Stated goal » Make an exact copy of all the entries, with the pictures left out.

Input records »

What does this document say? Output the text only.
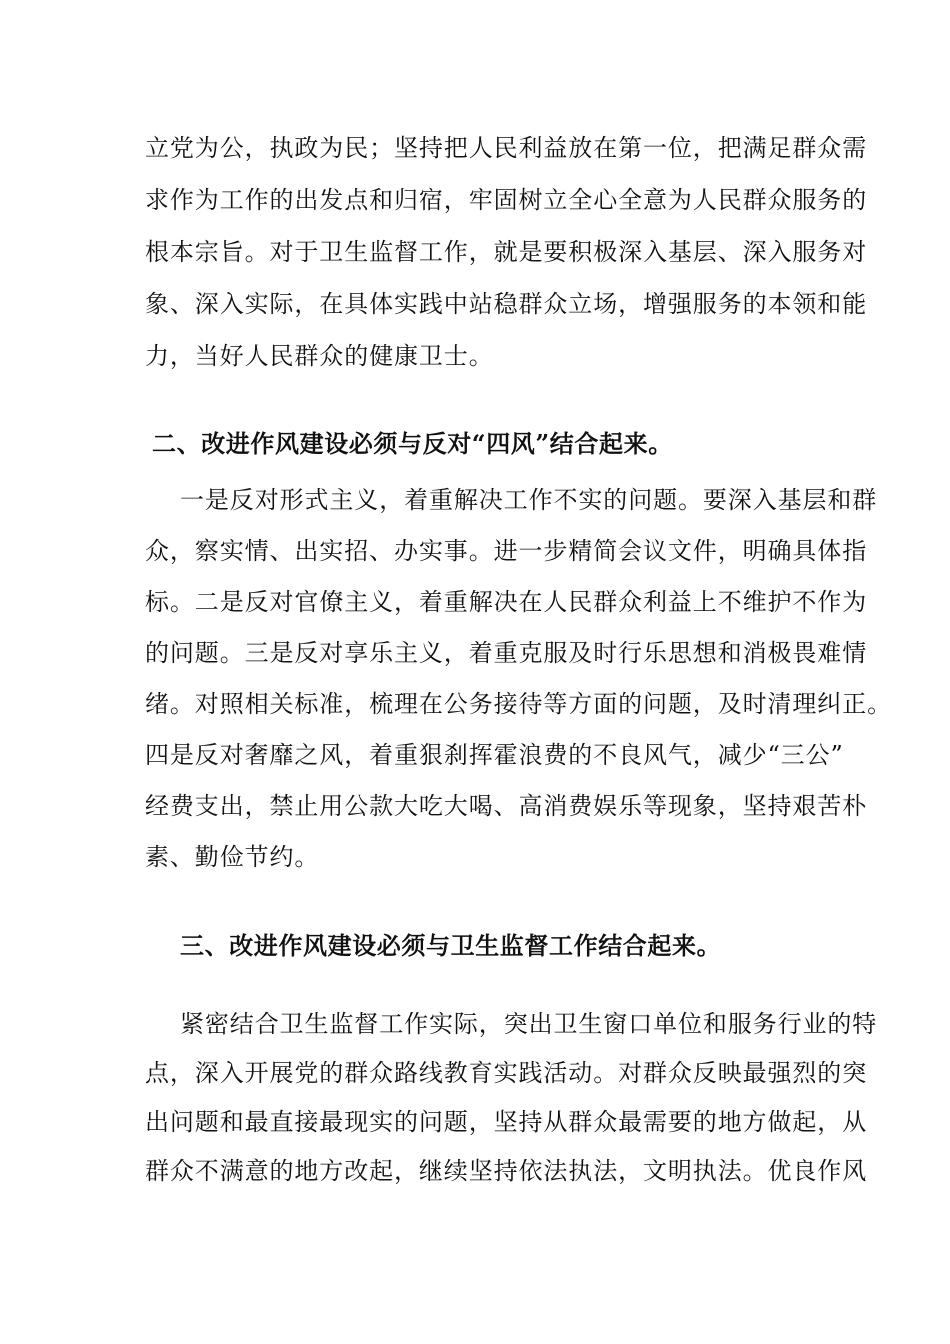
立党为公，执政为民；坚持把人民利益放在第一位，把满足群众需
求作为工作的出发点和归宿，牢固树立全心全意为人民群众服务的
根本宗旨。对于卫生监督工作，就是要积极深入基层、深入服务对
象、深入实际，在具体实践中站稳群众立场，增强服务的本领和能
力，当好人民群众的健康卫士。
二、改进作风建设必须与反对“四风”结合起来。
一是反对形式主义，着重解决工作不实的问题。要深入基层和群
众，察实情、出实招、办实事。进一步精简会议文件，明确具体指
标。二是反对官僚主义，着重解决在人民群众利益上不维护不作为
的问题。三是反对享乐主义，着重克服及时行乐思想和消极畏难情
绪。对照相关标准，梳理在公务接待等方面的问题，及时清理纠正。
四是反对奢靡之风，着重狠刹挥霍浪费的不良风气，减少“三公”
经费支出，禁止用公款大吃大喝、高消费娱乐等现象，坚持艰苦朴
素、勤俭节约。
三、改进作风建设必须与卫生监督工作结合起来。
紧密结合卫生监督工作实际，突出卫生窗口单位和服务行业的特
点，深入开展党的群众路线教育实践活动。对群众反映最强烈的突
出问题和最直接最现实的问题，坚持从群众最需要的地方做起，从
群众不满意的地方改起，继续坚持依法执法，文明执法。优良作风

Exercise response »
What does this document say? Output the text only.
立党为公，执政为民；坚持把人民利益放在第一位，把满足群众需
求作为工作的出发点和归宿，牢固树立全心全意为人民群众服务的
根本宗旨。对于卫生监督工作，就是要积极深入基层、深入服务对
象、深入实际，在具体实践中站稳群众立场，增强服务的本领和能
力，当好人民群众的健康卫士。
二、改进作风建设必须与反对“四风”结合起来。
一是反对形式主义，着重解决工作不实的问题。要深入基层和群
众，察实情、出实招、办实事。进一步精简会议文件，明确具体指
标。二是反对官僚主义，着重解决在人民群众利益上不维护不作为
的问题。三是反对享乐主义，着重克服及时行乐思想和消极畏难情
绪。对照相关标准，梳理在公务接待等方面的问题，及时清理纠正。
四是反对奢靡之风，着重狠刹挥霍浪费的不良风气，减少“三公”
经费支出，禁止用公款大吃大喝、高消费娱乐等现象，坚持艰苦朴
素、勤俭节约。
三、改进作风建设必须与卫生监督工作结合起来。
紧密结合卫生监督工作实际，突出卫生窗口单位和服务行业的特
点，深入开展党的群众路线教育实践活动。对群众反映最强烈的突
出问题和最直接最现实的问题，坚持从群众最需要的地方做起，从
群众不满意的地方改起，继续坚持依法执法，文明执法。优良作风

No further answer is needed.